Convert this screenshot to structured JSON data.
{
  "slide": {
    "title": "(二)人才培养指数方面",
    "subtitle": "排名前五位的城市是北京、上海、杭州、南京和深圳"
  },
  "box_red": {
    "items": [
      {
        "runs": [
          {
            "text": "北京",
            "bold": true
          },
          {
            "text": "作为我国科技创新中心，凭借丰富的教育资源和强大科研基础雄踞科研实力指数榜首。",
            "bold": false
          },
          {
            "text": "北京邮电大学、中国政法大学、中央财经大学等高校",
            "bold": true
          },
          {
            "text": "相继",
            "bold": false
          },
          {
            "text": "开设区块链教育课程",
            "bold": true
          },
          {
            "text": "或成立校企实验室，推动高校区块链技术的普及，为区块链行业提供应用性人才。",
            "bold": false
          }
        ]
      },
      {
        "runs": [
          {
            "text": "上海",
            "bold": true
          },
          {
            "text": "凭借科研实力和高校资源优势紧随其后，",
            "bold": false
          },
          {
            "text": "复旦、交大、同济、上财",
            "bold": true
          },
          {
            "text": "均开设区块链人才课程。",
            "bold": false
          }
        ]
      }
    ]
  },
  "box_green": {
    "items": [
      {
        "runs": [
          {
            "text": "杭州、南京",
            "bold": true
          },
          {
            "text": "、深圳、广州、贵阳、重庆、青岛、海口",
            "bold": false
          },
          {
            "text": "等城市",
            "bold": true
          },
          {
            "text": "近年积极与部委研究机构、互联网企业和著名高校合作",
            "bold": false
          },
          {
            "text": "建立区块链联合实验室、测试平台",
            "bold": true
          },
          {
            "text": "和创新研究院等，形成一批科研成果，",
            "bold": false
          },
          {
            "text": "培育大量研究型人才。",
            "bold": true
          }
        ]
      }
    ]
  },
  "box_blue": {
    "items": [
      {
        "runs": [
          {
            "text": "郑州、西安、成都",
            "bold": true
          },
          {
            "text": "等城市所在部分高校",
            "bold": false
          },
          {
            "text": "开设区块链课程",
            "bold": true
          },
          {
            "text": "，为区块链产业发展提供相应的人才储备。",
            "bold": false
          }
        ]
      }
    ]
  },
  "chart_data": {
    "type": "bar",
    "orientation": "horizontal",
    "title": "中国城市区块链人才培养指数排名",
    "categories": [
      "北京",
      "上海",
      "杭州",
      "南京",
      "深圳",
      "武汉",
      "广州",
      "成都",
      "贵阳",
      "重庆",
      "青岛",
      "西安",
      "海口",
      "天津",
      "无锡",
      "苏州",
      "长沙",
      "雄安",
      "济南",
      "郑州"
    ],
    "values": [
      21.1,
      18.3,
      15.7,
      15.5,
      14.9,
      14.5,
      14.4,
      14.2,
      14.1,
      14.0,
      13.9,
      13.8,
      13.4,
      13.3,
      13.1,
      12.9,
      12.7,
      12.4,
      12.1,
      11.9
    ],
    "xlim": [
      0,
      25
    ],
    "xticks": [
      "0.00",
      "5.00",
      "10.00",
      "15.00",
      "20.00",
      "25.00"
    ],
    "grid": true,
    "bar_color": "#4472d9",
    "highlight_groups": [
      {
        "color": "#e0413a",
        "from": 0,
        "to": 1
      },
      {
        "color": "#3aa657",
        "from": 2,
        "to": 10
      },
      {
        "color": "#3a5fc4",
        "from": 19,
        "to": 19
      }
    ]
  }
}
= = = = = = =
## EXERCISE PROMPT:
Each line above must be printed exactly as it appears.

## REPLY TO THE TASK:
Convert this screenshot to structured JSON data.
{
  "slide": {
    "title": "(二)人才培养指数方面",
    "subtitle": "排名前五位的城市是北京、上海、杭州、南京和深圳"
  },
  "box_red": {
    "items": [
      {
        "runs": [
          {
            "text": "北京",
            "bold": true
          },
          {
            "text": "作为我国科技创新中心，凭借丰富的教育资源和强大科研基础雄踞科研实力指数榜首。",
            "bold": false
          },
          {
            "text": "北京邮电大学、中国政法大学、中央财经大学等高校",
            "bold": true
          },
          {
            "text": "相继",
            "bold": false
          },
          {
            "text": "开设区块链教育课程",
            "bold": true
          },
          {
            "text": "或成立校企实验室，推动高校区块链技术的普及，为区块链行业提供应用性人才。",
            "bold": false
          }
        ]
      },
      {
        "runs": [
          {
            "text": "上海",
            "bold": true
          },
          {
            "text": "凭借科研实力和高校资源优势紧随其后，",
            "bold": false
          },
          {
            "text": "复旦、交大、同济、上财",
            "bold": true
          },
          {
            "text": "均开设区块链人才课程。",
            "bold": false
          }
        ]
      }
    ]
  },
  "box_green": {
    "items": [
      {
        "runs": [
          {
            "text": "杭州、南京",
            "bold": true
          },
          {
            "text": "、深圳、广州、贵阳、重庆、青岛、海口",
            "bold": false
          },
          {
            "text": "等城市",
            "bold": true
          },
          {
            "text": "近年积极与部委研究机构、互联网企业和著名高校合作",
            "bold": false
          },
          {
            "text": "建立区块链联合实验室、测试平台",
            "bold": true
          },
          {
            "text": "和创新研究院等，形成一批科研成果，",
            "bold": false
          },
          {
            "text": "培育大量研究型人才。",
            "bold": true
          }
        ]
      }
    ]
  },
  "box_blue": {
    "items": [
      {
        "runs": [
          {
            "text": "郑州、西安、成都",
            "bold": true
          },
          {
            "text": "等城市所在部分高校",
            "bold": false
          },
          {
            "text": "开设区块链课程",
            "bold": true
          },
          {
            "text": "，为区块链产业发展提供相应的人才储备。",
            "bold": false
          }
        ]
      }
    ]
  },
  "chart_data": {
    "type": "bar",
    "orientation": "horizontal",
    "title": "中国城市区块链人才培养指数排名",
    "categories": [
      "北京",
      "上海",
      "杭州",
      "南京",
      "深圳",
      "武汉",
      "广州",
      "成都",
      "贵阳",
      "重庆",
      "青岛",
      "西安",
      "海口",
      "天津",
      "无锡",
      "苏州",
      "长沙",
      "雄安",
      "济南",
      "郑州"
    ],
    "values": [
      21.1,
      18.3,
      15.7,
      15.5,
      14.9,
      14.5,
      14.4,
      14.2,
      14.1,
      14.0,
      13.9,
      13.8,
      13.4,
      13.3,
      13.1,
      12.9,
      12.7,
      12.4,
      12.1,
      11.9
    ],
    "xlim": [
      0,
      25
    ],
    "xticks": [
      "0.00",
      "5.00",
      "10.00",
      "15.00",
      "20.00",
      "25.00"
    ],
    "grid": true,
    "bar_color": "#4472d9",
    "highlight_groups": [
      {
        "color": "#e0413a",
        "from": 0,
        "to": 1
      },
      {
        "color": "#3aa657",
        "from": 2,
        "to": 10
      },
      {
        "color": "#3a5fc4",
        "from": 19,
        "to": 19
      }
    ]
  }
}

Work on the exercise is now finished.